• **DOCUMENT TEXT**:
************

Finally, when short funds start shutting down, red flags start flying for me
Greg Newton at Naked Shorts relays the tale of Keel Capital, a US hedge fund that once managed $175m in assets. But reports on
Monday said that the fund had decided to close down because of a lack
of attractive short-selling opportunities and a strategy that it
described as too restrictive.
The long/short equity hedge fund focused on companies undergoing
disruptive change and started trading in early 2005. They chose to
liquidate because a strategy shift would have taken too much time and
money, co-founder Jeff Bernstein said in an interview.
As more hedge funds have started and others have grown into giants,
trading opportunities have become scarcer and volatility has declined,
he said: “It has become somewhat systemic: With the growth of hedge
funds, short interest is higher and that has dampened volatility and
could lead to long periods of lower volatility in future,” according to
Bernstein. “To compound this with a low-volatility fund was difficult.”
They are not alone. Cantillon Capital Management in January used a similar line when they decided to call it a day.
I am becoming more selective. I have been buying recently, last week adding to my coal position. However, I have also been selling technology, and plan to sell more. The game has changed in tech. Volatility has left the building, or at least relative volatility has.

************

• **RECORDS PROVIDED**:

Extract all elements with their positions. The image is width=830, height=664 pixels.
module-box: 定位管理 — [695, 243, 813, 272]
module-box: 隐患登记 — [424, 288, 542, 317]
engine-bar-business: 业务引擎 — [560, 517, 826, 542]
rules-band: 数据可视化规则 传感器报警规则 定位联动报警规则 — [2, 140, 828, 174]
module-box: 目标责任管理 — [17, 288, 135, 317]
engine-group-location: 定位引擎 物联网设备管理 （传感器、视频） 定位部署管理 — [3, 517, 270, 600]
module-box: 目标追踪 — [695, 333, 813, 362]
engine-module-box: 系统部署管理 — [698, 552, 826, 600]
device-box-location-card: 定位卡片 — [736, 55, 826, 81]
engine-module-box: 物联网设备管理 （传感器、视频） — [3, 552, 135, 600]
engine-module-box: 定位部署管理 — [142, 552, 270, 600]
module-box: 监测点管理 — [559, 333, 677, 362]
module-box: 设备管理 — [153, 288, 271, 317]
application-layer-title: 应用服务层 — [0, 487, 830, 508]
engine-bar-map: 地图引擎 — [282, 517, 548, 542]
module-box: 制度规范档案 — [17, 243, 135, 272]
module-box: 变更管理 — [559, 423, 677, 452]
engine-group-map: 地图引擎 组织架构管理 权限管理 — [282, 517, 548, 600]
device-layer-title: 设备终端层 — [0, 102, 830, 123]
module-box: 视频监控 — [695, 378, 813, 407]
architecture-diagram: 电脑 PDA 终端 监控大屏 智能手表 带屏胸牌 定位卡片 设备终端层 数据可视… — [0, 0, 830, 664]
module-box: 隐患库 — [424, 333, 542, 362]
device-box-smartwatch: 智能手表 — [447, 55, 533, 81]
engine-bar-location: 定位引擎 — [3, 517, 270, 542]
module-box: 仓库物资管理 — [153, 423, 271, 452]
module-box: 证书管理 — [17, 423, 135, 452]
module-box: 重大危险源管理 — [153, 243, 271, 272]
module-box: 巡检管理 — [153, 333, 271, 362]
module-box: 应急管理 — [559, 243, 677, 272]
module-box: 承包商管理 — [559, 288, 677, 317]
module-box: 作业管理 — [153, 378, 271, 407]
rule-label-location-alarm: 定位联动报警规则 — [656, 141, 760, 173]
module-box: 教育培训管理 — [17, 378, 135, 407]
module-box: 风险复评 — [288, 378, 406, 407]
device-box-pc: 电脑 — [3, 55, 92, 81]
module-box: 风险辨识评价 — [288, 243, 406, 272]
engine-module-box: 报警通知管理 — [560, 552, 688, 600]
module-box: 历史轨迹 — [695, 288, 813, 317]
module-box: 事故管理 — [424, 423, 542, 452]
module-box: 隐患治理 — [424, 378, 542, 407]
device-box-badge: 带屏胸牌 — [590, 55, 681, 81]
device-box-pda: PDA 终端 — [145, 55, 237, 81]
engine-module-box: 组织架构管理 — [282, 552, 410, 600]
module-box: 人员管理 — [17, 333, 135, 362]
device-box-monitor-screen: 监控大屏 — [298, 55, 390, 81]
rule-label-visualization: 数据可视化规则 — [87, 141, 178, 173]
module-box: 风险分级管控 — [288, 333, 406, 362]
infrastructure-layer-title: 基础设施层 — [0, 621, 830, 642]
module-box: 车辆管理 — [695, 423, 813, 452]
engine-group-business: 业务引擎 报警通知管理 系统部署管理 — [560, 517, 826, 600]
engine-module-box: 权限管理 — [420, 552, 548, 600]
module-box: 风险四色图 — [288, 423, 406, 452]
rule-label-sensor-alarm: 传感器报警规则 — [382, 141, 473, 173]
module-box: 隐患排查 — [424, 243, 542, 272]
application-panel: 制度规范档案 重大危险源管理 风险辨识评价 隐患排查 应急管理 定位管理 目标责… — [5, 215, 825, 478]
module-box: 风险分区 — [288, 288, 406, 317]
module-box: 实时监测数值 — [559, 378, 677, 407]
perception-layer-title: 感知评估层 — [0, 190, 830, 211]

************

• **EXERCISE SET**:
1. According to the hedge fund post, when did Keel Capital start trading?
2. Please carry the hedge fund post forward from its final sentence.
The material above comes from a separate source, unrelated to the hedge fund post.

• **ANSWERS FOR THE EXERCISE**:
1. In early 2005.

2.
I continue to look at what is going on in emerging market with great skepticism. I wrote last month I was pondering a small, speculative position in long-dated deep out of the money iShares China 25 ETF, ticker FXI. In actuality, I was considering the position in March when it looked like the market was bottoming. Since then, the value of those calls have risen 600%. I don't kick myself, though, because I know there will be another opportunity in the not to distant future to take the opposite position. At some point, I will start buying long-dated, deep out of the money puts on the same ETF. I hope I'm smart to recognize the top and have the guts to go in hard. Or maybe I'll scale in as the market keeps rising. We'll see. That's the great thing about Bubbles - there will always be opportunities to make a lot of money.
China trades for about 50x earnings. I wonder if it will get to 100x? It got to something like 60x or 80x - I can't remember - several years ago. This nutty action seems to have stronger foundations than the previous run-up. But not strong enough.
Finally, a comment on the DJ Real Estate ETF, ticker IYR, of which I own long-dated now at or near the money puts. A REIT analyst - whose name I cannot remember at the moment - left a voiceblast this morning stating that the reason why the REITs were breaking down was because CMBS spreads were widening. (He then argued that he wouldn't have to cut numbers because the cap rates in his models were 6%, not the 5%-5.25% currently implied in the group. But that doesn't matter to me.) Remember that the spreads were widening in the residential mortgage backed securities last year as the subprime market began falling apart, and was presaged by a top in the homebuilders a few months earlier. I believe a similar scenario will play out in commercial real estate, which has become over-extended. A return to historical valuations would plunge the IYR back into the $30s - today it is $82. I have a hard time fathoming the ETF will fall that far - I would be very happy if it did - but I can see it falling to $70 or even into the $60s.
Of course, markets can do anything.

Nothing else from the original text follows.